Stored data entries:
====================

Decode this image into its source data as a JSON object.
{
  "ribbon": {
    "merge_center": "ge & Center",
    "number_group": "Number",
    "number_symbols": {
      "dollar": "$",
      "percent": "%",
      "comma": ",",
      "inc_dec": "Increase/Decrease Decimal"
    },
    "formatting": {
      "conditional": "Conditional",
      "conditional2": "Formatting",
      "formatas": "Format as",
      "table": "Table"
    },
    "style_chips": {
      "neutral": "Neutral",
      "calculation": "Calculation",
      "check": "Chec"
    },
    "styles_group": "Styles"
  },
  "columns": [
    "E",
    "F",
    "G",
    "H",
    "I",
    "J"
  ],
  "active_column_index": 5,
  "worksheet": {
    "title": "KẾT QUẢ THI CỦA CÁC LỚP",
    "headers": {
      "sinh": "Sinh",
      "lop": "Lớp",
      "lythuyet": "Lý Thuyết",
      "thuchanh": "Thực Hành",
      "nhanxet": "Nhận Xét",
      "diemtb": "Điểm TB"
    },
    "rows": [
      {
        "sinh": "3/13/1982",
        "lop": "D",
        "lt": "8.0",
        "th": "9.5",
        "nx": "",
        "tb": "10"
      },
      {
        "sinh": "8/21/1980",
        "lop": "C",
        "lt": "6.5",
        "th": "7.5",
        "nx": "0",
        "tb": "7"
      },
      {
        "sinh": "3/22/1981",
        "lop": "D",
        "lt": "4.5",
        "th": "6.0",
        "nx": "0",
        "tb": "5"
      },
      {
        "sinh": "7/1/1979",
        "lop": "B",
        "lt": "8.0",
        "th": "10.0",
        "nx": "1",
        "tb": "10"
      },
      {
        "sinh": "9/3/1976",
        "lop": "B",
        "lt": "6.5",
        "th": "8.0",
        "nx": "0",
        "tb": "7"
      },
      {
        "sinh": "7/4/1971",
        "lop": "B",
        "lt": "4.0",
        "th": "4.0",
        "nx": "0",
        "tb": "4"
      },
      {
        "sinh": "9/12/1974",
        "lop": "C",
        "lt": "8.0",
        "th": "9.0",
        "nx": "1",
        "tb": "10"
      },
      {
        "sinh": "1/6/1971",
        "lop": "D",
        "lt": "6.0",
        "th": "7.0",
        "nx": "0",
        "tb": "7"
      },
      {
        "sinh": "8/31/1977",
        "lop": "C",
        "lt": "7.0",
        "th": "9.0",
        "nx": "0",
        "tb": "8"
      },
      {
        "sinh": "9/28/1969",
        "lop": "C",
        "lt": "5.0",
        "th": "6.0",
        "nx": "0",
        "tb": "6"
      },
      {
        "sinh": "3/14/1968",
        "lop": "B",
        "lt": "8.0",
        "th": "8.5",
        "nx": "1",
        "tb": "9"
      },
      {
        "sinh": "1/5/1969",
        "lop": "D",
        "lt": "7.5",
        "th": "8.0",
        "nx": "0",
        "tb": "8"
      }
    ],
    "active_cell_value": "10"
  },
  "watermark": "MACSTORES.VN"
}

====================

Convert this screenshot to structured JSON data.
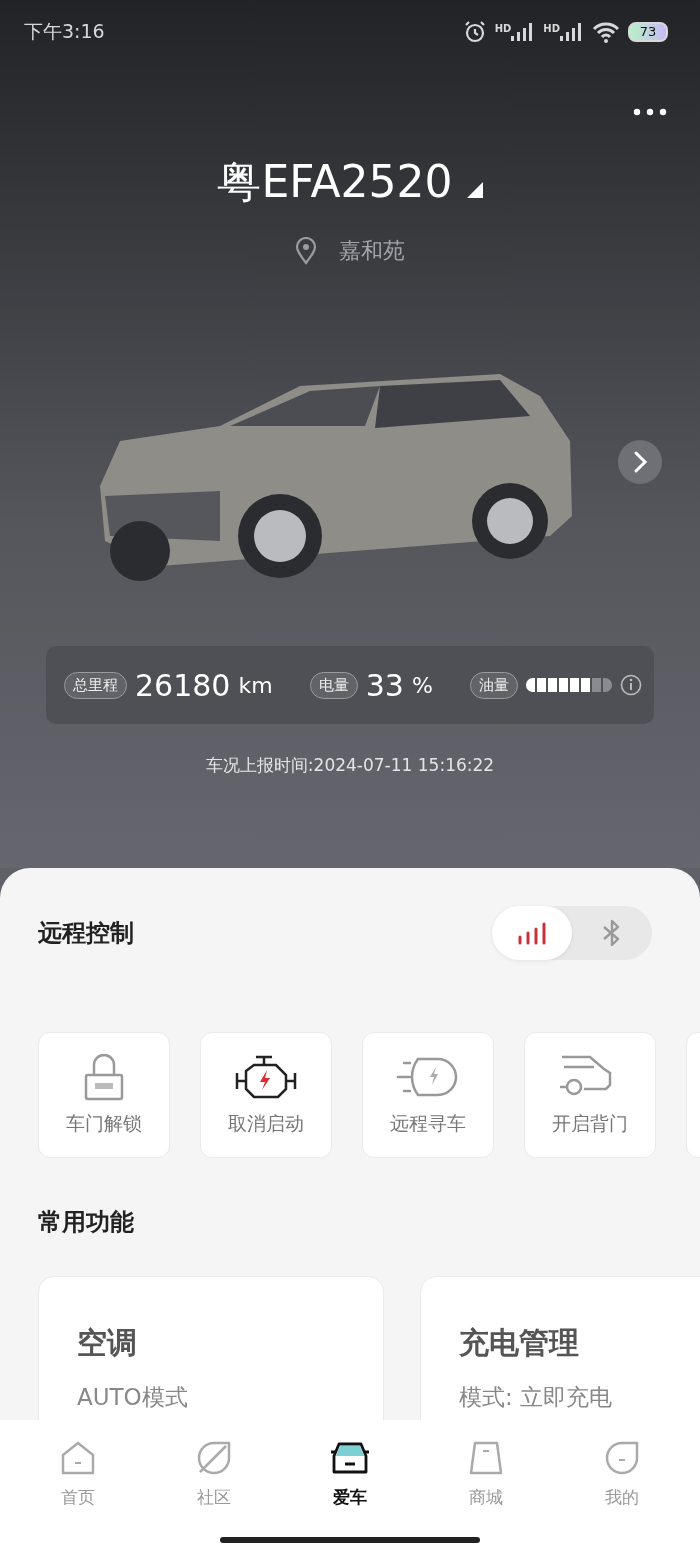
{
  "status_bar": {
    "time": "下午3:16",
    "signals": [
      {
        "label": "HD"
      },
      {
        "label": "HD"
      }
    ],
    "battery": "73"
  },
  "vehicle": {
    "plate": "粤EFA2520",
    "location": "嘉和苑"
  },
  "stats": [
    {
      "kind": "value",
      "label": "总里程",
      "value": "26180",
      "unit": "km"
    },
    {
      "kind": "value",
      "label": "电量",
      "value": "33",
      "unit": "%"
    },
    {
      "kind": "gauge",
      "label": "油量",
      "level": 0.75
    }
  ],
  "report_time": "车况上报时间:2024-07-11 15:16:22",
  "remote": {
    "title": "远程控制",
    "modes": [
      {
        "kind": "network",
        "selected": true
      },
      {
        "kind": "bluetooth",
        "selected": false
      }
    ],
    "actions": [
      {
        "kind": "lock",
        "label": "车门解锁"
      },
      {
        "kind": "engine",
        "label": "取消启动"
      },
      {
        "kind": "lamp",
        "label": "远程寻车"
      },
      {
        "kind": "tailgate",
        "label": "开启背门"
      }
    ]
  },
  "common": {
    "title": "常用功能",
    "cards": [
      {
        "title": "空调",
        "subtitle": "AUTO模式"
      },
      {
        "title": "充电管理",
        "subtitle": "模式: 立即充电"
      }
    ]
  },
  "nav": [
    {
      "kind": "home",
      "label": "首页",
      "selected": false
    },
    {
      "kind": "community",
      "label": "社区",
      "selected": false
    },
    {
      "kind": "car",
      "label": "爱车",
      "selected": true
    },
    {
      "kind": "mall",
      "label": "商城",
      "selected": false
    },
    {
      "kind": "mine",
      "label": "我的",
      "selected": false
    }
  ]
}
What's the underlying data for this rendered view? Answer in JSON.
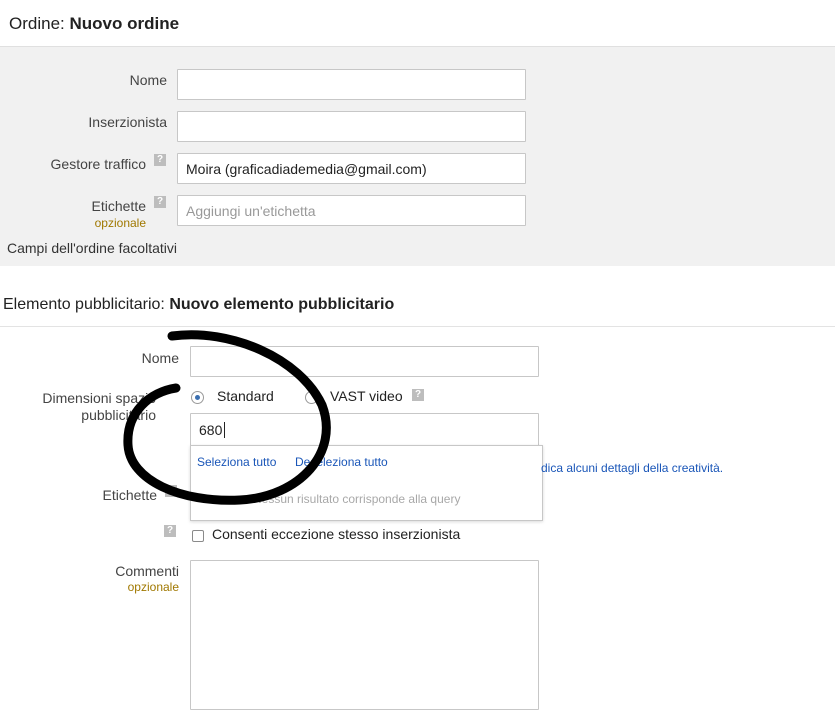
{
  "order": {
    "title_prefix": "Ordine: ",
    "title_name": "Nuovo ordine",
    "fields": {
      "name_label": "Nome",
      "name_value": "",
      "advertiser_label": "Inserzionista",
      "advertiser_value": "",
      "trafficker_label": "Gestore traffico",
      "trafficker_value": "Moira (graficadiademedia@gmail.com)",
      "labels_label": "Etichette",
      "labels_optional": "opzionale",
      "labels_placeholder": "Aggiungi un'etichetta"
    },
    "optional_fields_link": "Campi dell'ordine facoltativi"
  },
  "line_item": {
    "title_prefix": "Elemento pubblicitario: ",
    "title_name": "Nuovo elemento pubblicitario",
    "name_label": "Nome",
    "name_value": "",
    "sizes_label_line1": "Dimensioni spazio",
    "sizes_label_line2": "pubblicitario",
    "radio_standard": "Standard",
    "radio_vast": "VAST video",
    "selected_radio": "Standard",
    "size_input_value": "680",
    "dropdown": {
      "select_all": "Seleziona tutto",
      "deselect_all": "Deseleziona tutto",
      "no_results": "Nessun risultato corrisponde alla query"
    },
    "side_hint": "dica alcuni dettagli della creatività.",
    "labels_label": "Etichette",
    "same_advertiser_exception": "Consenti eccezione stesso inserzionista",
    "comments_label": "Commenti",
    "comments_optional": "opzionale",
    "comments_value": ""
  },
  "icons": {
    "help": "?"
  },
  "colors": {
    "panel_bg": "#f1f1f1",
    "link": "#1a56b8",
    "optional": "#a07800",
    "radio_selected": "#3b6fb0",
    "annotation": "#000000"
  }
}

====================

Work instructions:
Where a line above contains the string "Nuovo", copy that line.

Complete answer:
    "title_name": "Nuovo ordine",
    "title_name": "Nuovo elemento pubblicitario",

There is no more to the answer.